### Objectif de l'exercice
Répondez aux questions suivantes à partir de l'extrait ci-dessous :
(a) Pour quel montant l'État a-t-il pu se procurer la villa près de Rome ?
(b) En quelle année le projet Moucharaka a-t-il été voté ?
(c) Quelle valeur d'actifs nets le projet Moucharaka devait-il atteindre au terme de la convention ?

Pouvez-vous nous donner un exemple réussi d’émission de Sukuk pour un projet réalisé en Tunisie ?
Nous avons eu une expérience réussie avec l’État avec la mise en place du tunnel de Bardo pour le passage du métro léger. Ce n’était pas encore des Sukuk. C’était un contrat de financement des travaux de construction qui se substituait aux bons d’équipements, produits de dette émis par l’État Tunisien. La réussite de ce projet était derrière notre sollicitation pour le financement de la résidence de l’Ambassadeur de Tunisie à Rome. C’est en finançant l’acquisition de la société immobilière Tuninvest, que l’État a réussi à se procurer une villa sur un terrain de 2 hectares à Fumiccini près de Rome pour 2 millions de dollars. Ce projet traduisait bien cet esprit d’agilité dont faisait preuve le gouvernement. Une preuve de plus que si l’État voulait sortir des chemins battus, il pourrait être innovateur.
Force est de constater que la banque offshore dénommée BEST Bank (Beit Ettamouil Saudi Tounsi) est le fruit du partenariat entre Feu Cheikh Salah Abdallah Kamel et l’État Tunisien, et c’est aussi le cas de la Société de Promotion du Lac de Tunis (SPLT). Dans le cadre de l’exécution du grand projet d’aménagement immobilier, passant de la phase d’assainissement à la phase d’aménagement des Berges du Lac de Tunis, le premier montage d’ingénierie financière islamique fût un vrai succès. Il s’agissait d’un financement participatif ou Moucharaka Moutanakissa (participation dégressive) entre trois parties : le promoteur (SPLT) et deux co-financeurs (l’État Tunisien et le Groupe Dallah AlBaraka). Ce projet appelé Moucharaka, voté en 1988 par loi autorisant la participation de l’État, part avec des fonds propres de 102 Millions de Dinars (respectivement 57%, 21,5% et 21,5%) pour atteindre au terme de la convention Moucharaka (15 ans), une valeur d’actifs nets de 234 Millions de Dinars.

### Données listées
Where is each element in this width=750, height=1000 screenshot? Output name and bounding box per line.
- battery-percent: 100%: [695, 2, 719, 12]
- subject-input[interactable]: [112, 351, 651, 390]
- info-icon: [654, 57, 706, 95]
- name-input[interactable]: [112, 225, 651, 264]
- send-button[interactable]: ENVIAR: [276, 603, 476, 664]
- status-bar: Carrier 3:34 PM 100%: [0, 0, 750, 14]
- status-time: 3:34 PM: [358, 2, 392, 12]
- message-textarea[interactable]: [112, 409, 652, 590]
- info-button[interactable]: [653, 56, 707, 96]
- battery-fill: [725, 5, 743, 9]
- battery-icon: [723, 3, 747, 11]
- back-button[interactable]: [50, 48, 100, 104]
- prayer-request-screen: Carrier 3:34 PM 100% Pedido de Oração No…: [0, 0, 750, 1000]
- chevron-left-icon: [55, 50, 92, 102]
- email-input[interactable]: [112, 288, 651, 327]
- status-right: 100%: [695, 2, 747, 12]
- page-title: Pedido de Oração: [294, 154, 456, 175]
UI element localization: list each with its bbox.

...

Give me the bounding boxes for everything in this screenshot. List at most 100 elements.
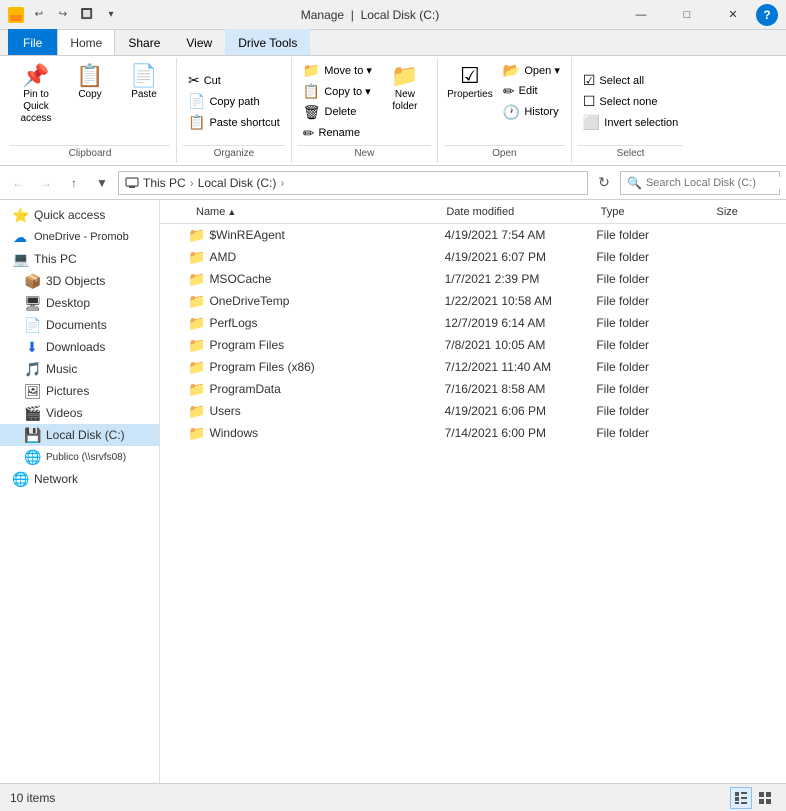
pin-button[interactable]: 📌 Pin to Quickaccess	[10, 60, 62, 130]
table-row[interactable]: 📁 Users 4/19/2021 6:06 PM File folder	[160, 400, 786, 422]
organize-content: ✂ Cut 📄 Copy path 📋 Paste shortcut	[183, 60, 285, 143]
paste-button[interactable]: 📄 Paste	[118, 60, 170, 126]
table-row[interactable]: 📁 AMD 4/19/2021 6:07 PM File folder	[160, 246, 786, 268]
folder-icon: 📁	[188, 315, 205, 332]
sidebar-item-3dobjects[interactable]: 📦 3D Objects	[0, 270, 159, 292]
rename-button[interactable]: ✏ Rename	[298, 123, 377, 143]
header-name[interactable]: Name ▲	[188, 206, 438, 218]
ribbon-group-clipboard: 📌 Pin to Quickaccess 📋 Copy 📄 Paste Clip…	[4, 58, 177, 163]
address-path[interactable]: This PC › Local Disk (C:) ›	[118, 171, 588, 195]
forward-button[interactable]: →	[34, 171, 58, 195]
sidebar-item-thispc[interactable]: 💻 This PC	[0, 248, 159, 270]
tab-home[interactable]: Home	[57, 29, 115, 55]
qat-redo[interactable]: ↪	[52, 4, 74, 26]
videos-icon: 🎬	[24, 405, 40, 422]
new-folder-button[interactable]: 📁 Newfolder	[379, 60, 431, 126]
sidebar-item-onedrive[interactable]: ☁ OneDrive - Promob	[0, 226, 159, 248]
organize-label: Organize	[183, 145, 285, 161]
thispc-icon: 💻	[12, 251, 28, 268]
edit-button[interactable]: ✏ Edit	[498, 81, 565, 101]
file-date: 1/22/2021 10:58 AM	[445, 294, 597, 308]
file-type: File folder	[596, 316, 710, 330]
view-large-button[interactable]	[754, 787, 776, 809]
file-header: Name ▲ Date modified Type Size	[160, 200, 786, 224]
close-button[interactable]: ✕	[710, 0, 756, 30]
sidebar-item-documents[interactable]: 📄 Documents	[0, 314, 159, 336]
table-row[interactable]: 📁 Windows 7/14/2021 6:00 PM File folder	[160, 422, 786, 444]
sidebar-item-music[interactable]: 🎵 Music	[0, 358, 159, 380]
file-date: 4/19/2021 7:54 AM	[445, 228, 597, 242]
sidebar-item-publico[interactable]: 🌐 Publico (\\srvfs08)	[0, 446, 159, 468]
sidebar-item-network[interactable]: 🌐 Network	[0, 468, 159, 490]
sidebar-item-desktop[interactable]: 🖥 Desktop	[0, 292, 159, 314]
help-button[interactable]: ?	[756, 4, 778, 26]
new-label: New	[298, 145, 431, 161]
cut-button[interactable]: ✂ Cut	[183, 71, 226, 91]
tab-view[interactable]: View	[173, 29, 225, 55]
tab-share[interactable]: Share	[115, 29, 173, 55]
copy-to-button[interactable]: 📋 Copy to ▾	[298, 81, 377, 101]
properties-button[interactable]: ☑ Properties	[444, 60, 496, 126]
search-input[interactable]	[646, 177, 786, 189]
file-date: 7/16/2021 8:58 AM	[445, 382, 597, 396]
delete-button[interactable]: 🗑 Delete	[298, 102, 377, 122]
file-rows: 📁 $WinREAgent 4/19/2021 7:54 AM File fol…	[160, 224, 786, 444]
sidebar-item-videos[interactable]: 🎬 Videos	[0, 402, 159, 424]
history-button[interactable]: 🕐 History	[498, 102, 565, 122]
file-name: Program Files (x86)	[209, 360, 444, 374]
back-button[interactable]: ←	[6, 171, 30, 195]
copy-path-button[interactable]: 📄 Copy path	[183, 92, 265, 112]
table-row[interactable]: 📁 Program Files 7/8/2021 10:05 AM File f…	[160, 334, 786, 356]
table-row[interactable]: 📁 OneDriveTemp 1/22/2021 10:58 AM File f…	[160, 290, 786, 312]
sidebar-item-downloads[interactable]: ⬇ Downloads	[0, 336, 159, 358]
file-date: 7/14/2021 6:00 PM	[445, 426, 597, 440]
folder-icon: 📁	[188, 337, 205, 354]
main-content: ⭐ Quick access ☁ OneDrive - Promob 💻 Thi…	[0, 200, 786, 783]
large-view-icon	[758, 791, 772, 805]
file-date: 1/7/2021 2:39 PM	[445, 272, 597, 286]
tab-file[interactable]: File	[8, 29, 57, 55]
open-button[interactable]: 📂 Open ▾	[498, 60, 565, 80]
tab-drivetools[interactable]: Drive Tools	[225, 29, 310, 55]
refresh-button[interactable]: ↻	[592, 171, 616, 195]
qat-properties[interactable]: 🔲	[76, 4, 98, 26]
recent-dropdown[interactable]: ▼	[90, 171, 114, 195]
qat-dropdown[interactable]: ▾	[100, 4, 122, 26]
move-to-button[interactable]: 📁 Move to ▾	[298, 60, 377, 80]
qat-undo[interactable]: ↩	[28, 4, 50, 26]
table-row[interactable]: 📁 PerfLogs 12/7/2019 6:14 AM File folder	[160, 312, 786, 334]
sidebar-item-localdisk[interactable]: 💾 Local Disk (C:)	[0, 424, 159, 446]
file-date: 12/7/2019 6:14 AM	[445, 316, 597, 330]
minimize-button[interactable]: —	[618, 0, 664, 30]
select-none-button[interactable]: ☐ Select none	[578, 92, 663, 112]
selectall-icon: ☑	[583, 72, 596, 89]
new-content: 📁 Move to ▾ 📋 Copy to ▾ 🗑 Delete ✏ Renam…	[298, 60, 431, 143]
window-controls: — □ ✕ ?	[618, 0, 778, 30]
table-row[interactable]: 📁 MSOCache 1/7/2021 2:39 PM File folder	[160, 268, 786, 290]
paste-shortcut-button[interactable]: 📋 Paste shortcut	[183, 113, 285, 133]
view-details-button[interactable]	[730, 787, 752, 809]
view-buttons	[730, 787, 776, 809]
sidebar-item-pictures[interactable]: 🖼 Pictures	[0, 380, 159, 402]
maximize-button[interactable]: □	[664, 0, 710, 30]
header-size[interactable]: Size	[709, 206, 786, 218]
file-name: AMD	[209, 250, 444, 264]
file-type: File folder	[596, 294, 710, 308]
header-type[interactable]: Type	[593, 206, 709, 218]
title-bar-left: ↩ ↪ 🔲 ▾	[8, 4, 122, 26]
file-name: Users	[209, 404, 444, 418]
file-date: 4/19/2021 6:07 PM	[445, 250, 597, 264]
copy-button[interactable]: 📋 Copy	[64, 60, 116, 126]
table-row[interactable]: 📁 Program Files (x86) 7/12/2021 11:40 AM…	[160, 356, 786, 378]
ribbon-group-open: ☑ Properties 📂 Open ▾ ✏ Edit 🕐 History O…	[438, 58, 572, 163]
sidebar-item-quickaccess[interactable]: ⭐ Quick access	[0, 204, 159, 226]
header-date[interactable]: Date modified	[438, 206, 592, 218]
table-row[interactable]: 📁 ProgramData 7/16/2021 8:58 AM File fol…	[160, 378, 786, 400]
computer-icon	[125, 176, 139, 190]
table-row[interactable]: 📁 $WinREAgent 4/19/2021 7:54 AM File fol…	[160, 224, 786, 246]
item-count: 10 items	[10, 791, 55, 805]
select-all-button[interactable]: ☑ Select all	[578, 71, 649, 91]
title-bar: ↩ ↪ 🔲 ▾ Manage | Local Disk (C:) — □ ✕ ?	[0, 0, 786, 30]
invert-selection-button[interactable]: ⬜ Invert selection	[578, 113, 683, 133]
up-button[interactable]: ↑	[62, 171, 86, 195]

...

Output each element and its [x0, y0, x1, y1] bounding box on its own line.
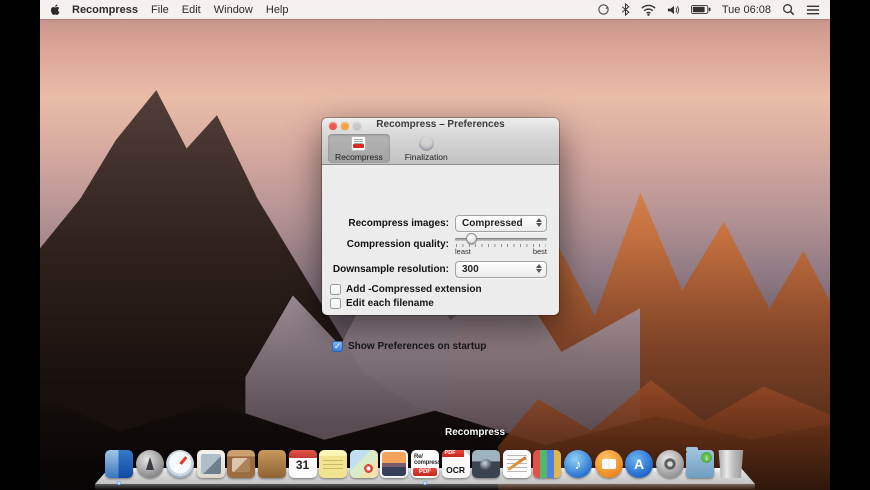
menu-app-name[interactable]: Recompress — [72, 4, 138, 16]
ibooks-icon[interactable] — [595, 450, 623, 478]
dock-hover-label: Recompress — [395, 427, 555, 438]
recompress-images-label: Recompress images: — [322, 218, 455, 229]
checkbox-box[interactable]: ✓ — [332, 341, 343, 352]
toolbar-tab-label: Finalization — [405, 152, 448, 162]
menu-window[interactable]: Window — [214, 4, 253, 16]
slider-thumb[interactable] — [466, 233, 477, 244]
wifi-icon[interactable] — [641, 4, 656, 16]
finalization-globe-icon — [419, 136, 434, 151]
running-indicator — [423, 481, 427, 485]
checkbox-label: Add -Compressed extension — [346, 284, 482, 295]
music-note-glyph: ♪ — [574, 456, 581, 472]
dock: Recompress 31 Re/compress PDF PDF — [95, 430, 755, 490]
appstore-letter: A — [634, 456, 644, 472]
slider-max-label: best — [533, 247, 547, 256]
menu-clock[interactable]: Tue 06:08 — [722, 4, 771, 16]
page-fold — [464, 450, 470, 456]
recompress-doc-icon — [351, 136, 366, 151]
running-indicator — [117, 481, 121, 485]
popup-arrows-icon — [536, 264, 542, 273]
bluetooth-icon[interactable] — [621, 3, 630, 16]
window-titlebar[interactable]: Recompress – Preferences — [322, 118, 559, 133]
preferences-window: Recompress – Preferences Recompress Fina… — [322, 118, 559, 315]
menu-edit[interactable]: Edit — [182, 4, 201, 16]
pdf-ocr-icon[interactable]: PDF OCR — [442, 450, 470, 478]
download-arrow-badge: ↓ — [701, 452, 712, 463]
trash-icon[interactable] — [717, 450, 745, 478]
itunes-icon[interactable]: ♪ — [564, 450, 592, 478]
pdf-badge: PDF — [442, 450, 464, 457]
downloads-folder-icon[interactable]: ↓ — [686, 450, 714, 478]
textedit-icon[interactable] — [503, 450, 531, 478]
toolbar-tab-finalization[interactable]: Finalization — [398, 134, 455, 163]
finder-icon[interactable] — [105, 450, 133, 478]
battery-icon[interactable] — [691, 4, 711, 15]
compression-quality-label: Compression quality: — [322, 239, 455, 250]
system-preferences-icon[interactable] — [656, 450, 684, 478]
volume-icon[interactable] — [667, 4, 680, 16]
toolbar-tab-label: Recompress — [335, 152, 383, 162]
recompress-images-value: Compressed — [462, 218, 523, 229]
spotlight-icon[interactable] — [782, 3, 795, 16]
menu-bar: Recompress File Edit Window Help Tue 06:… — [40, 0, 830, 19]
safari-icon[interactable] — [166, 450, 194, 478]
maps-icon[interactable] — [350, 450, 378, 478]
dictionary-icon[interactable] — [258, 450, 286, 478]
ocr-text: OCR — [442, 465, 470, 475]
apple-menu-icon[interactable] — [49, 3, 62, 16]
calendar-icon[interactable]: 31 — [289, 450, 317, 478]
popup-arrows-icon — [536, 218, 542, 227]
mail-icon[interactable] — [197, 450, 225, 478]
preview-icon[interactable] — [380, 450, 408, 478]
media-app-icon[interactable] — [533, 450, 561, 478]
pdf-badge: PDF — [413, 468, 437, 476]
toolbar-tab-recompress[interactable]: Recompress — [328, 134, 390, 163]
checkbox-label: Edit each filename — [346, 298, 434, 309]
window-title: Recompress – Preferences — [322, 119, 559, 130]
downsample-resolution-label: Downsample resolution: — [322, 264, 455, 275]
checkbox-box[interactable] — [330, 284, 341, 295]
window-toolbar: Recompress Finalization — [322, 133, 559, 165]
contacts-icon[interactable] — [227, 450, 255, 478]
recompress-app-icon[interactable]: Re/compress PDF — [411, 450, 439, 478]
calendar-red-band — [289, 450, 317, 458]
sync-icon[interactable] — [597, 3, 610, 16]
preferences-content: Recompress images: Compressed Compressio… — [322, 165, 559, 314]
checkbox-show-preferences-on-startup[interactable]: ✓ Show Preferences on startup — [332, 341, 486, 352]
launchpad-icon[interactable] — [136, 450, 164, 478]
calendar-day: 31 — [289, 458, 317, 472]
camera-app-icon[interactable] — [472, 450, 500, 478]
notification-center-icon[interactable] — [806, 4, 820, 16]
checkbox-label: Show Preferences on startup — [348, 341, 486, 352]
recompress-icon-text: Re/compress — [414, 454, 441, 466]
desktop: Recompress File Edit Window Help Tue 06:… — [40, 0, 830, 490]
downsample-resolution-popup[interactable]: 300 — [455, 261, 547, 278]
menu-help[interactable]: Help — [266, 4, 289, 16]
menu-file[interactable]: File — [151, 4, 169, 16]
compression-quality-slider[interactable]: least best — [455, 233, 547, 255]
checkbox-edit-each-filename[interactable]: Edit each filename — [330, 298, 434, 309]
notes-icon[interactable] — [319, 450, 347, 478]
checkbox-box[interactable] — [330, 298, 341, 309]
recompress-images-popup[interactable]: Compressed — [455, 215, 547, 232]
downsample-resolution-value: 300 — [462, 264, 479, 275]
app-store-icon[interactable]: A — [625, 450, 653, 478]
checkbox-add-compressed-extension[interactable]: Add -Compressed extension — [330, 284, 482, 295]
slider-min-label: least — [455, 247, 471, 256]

### Réponse finale
(a) Pour 2 millions de dollars.
(b) En 1988.
(c) 234 millions de dinars.